- [INSTRUCTIONS FOR THE TASK]: Copy every row below, swapping "legend-label" for "legend-item" wherever it occurs and leaving everything else unchanged. Omit the picture.

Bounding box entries
=-=-=

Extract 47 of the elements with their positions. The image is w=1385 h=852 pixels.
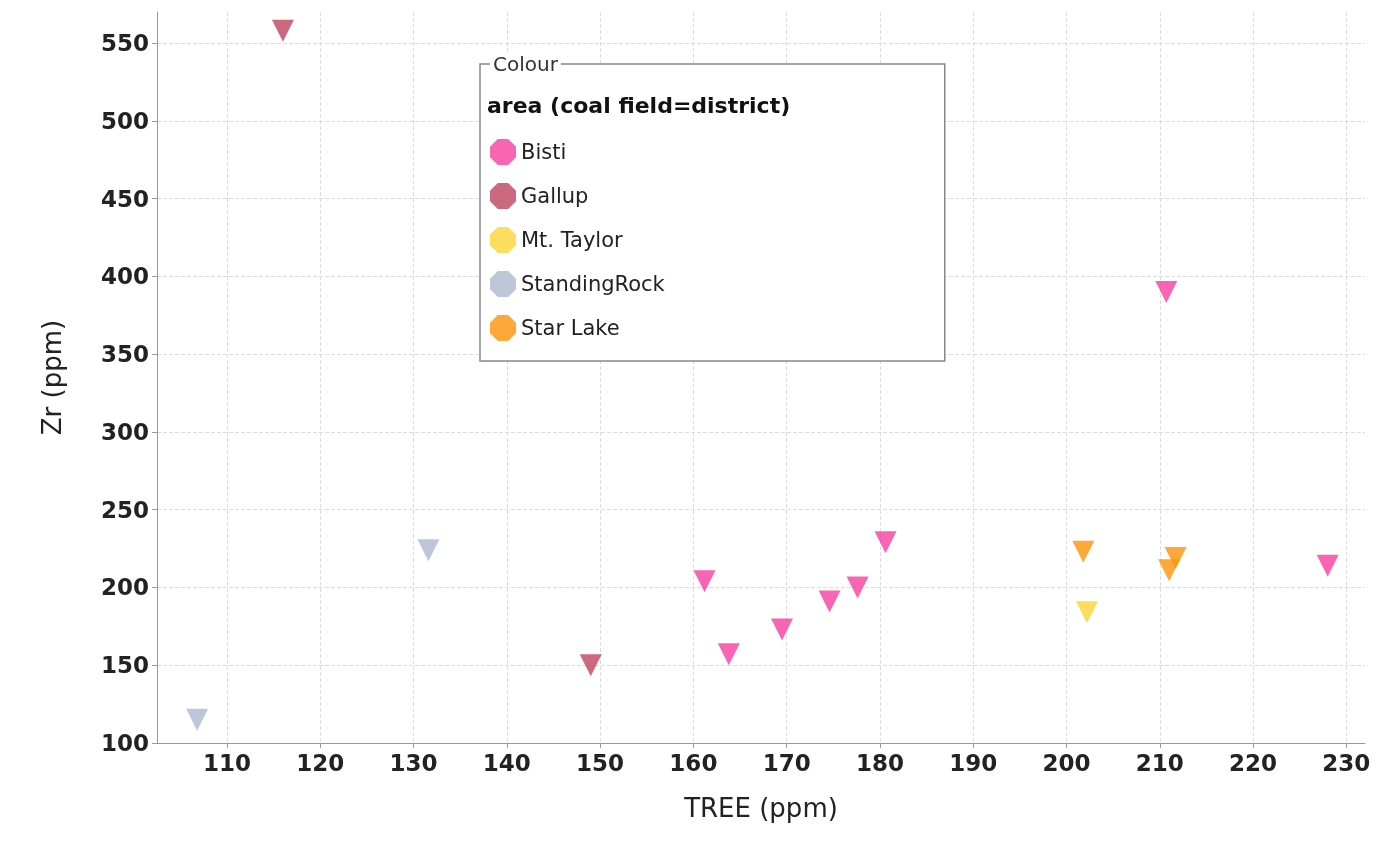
y-tick-label: 200 [100,574,149,601]
legend-label: Mt. Taylor [521,228,624,252]
y-tick-label: 450 [100,185,149,212]
x-tick-label: 110 [202,749,251,776]
y-tick-label: 350 [100,341,149,368]
y-tick-label: 100 [100,730,149,756]
y-tick-label: 150 [100,652,149,679]
legend-title: Colour [493,52,559,76]
x-tick-label: 140 [482,749,531,776]
point [271,19,294,42]
y-tick-label: 550 [100,30,149,57]
point [1155,280,1178,303]
legend-label: Bisti [521,140,567,164]
x-tick-label: 170 [762,749,811,776]
point [186,708,209,731]
text: area (coal field=district) [487,92,791,118]
y-axis-title: Zr (ppm) [37,319,67,436]
x-tick-label: 190 [949,749,998,776]
x-tick-label: 210 [1135,749,1184,776]
y-tick-label: 300 [100,418,149,445]
point [417,539,440,562]
point [846,576,869,599]
x-tick-label: 130 [389,749,438,776]
x-tick-label: 120 [296,749,345,776]
x-tick-label: 230 [1322,749,1371,776]
point [874,531,897,554]
point [818,590,841,613]
y-tick-label: 500 [100,107,149,134]
point [693,570,716,593]
point [770,618,793,641]
x-axis-title: TREE (ppm) [683,793,838,823]
point [1164,546,1187,569]
point [1076,601,1099,624]
point [1072,540,1095,563]
legend-label: Star Lake [521,316,620,340]
y-tick-label: 400 [100,263,149,290]
legend-label: Gallup [521,184,589,208]
y-tick-label: 250 [100,496,149,523]
legend-label: StandingRock [521,272,666,296]
point [717,643,740,666]
x-tick-label: 180 [855,749,904,776]
x-tick-label: 200 [1042,749,1091,776]
point [579,654,602,677]
x-tick-label: 150 [576,749,625,776]
x-tick-label: 160 [669,749,718,776]
point [1316,554,1339,577]
x-tick-label: 220 [1229,749,1278,776]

=-=-=

- [WRITTEN ANSWER]:
Extract 47 of the elements with their positions. The image is w=1385 h=852 pixels.
y-tick-label: 200 [100,574,149,601]
legend-item: Mt. Taylor [521,228,624,252]
y-tick-label: 450 [100,185,149,212]
x-tick-label: 110 [202,749,251,776]
y-tick-label: 350 [100,341,149,368]
y-tick-label: 100 [100,730,149,756]
y-tick-label: 150 [100,652,149,679]
legend-title: Colour [493,52,559,76]
x-tick-label: 140 [482,749,531,776]
point [271,19,294,42]
y-tick-label: 550 [100,30,149,57]
point [1155,280,1178,303]
legend-item: Bisti [521,140,567,164]
x-tick-label: 170 [762,749,811,776]
point [186,708,209,731]
text: area (coal field=district) [487,92,791,118]
y-axis-title: Zr (ppm) [37,319,67,436]
x-tick-label: 190 [949,749,998,776]
x-tick-label: 210 [1135,749,1184,776]
y-tick-label: 300 [100,418,149,445]
point [417,539,440,562]
point [846,576,869,599]
x-tick-label: 130 [389,749,438,776]
x-tick-label: 120 [296,749,345,776]
x-tick-label: 230 [1322,749,1371,776]
point [874,531,897,554]
point [818,590,841,613]
y-tick-label: 500 [100,107,149,134]
point [693,570,716,593]
point [770,618,793,641]
x-axis-title: TREE (ppm) [683,793,838,823]
point [1164,546,1187,569]
point [1076,601,1099,624]
point [1072,540,1095,563]
legend-item: Star Lake [521,316,620,340]
y-tick-label: 400 [100,263,149,290]
legend-item: Gallup [521,184,589,208]
y-tick-label: 250 [100,496,149,523]
legend-item: StandingRock [521,272,666,296]
point [717,643,740,666]
x-tick-label: 180 [855,749,904,776]
x-tick-label: 200 [1042,749,1091,776]
point [579,654,602,677]
x-tick-label: 150 [576,749,625,776]
x-tick-label: 160 [669,749,718,776]
point [1316,554,1339,577]
x-tick-label: 220 [1229,749,1278,776]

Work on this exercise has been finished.